## Supplied material
***
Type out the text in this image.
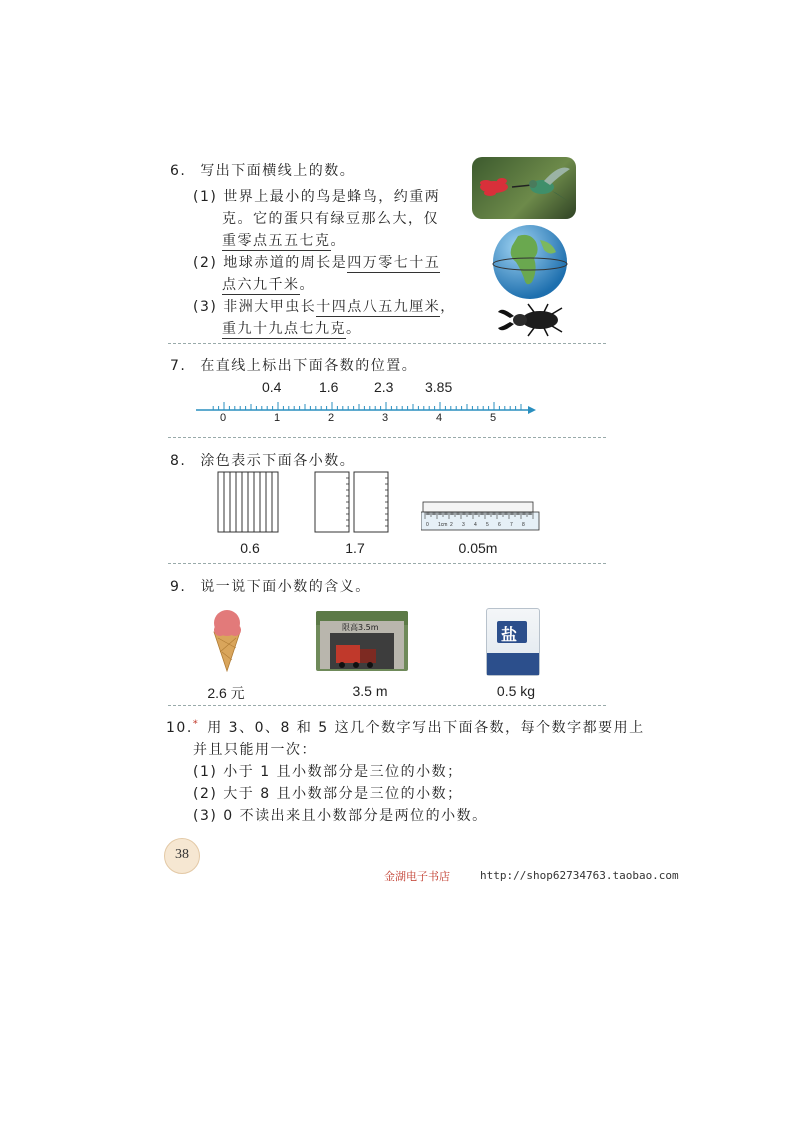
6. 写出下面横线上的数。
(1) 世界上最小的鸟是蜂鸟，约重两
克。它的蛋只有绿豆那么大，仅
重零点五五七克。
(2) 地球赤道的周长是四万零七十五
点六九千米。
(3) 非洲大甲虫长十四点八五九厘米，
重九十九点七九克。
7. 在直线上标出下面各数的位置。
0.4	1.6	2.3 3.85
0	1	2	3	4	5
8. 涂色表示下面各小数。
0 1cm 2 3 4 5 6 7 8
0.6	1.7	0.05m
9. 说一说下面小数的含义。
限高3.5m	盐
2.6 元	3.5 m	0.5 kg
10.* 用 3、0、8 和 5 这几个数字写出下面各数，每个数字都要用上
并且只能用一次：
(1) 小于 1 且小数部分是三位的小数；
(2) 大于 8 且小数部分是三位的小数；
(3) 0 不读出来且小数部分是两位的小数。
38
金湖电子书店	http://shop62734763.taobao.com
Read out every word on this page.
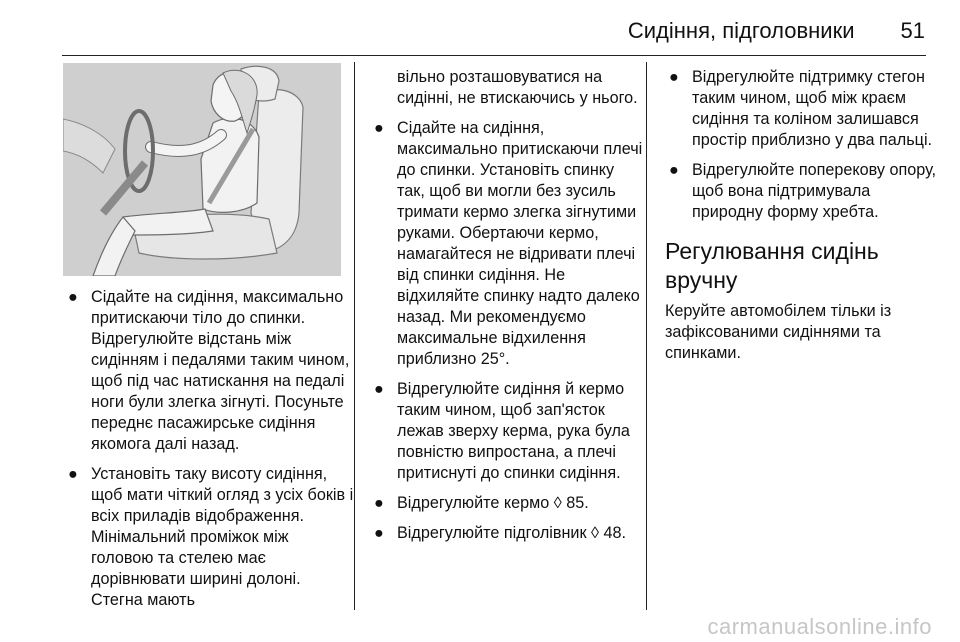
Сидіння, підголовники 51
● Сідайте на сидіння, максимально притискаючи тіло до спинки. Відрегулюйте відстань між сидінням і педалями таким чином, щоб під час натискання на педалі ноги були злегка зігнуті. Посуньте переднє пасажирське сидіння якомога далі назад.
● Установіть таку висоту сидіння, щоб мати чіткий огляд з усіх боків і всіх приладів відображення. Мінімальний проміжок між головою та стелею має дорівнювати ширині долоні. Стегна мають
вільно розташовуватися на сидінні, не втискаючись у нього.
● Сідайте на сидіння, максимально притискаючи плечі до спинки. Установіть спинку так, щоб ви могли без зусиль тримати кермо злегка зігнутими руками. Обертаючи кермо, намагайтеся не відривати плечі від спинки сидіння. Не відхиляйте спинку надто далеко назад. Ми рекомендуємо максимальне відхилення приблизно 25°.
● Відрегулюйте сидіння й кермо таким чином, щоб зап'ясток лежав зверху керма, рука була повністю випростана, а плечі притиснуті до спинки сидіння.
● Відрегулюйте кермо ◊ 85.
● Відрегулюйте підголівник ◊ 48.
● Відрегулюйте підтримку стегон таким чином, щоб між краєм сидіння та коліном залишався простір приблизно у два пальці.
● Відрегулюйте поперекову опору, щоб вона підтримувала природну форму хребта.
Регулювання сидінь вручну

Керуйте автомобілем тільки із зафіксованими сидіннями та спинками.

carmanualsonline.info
***
## Task to complete
Copy the records above exactly, omitting every picture.

## Solution to this exercise
Type out the text in this image.
6. 写出下面横线上的数。
(1) 世界上最小的鸟是蜂鸟，约重两
克。它的蛋只有绿豆那么大，仅
重零点五五七克。
(2) 地球赤道的周长是四万零七十五
点六九千米。
(3) 非洲大甲虫长十四点八五九厘米，
重九十九点七九克。
7. 在直线上标出下面各数的位置。
0.4	1.6	2.3 3.85
0	1	2	3	4	5
8. 涂色表示下面各小数。
0 1cm 2 3 4 5 6 7 8
0.6	1.7	0.05m
9. 说一说下面小数的含义。
限高3.5m	盐
2.6 元	3.5 m	0.5 kg
10.* 用 3、0、8 和 5 这几个数字写出下面各数，每个数字都要用上
并且只能用一次：
(1) 小于 1 且小数部分是三位的小数；
(2) 大于 8 且小数部分是三位的小数；
(3) 0 不读出来且小数部分是两位的小数。
38
金湖电子书店	http://shop62734763.taobao.com
Read out every word on this page.
Сидіння, підголовники 51
● Сідайте на сидіння, максимально притискаючи тіло до спинки. Відрегулюйте відстань між сидінням і педалями таким чином, щоб під час натискання на педалі ноги були злегка зігнуті. Посуньте переднє пасажирське сидіння якомога далі назад.
● Установіть таку висоту сидіння, щоб мати чіткий огляд з усіх боків і всіх приладів відображення. Мінімальний проміжок між головою та стелею має дорівнювати ширині долоні. Стегна мають
вільно розташовуватися на сидінні, не втискаючись у нього.
● Сідайте на сидіння, максимально притискаючи плечі до спинки. Установіть спинку так, щоб ви могли без зусиль тримати кермо злегка зігнутими руками. Обертаючи кермо, намагайтеся не відривати плечі від спинки сидіння. Не відхиляйте спинку надто далеко назад. Ми рекомендуємо максимальне відхилення приблизно 25°.
● Відрегулюйте сидіння й кермо таким чином, щоб зап'ясток лежав зверху керма, рука була повністю випростана, а плечі притиснуті до спинки сидіння.
● Відрегулюйте кермо ◊ 85.
● Відрегулюйте підголівник ◊ 48.
● Відрегулюйте підтримку стегон таким чином, щоб між краєм сидіння та коліном залишався простір приблизно у два пальці.
● Відрегулюйте поперекову опору, щоб вона підтримувала природну форму хребта.
Регулювання сидінь вручну

Керуйте автомобілем тільки із зафіксованими сидіннями та спинками.

carmanualsonline.info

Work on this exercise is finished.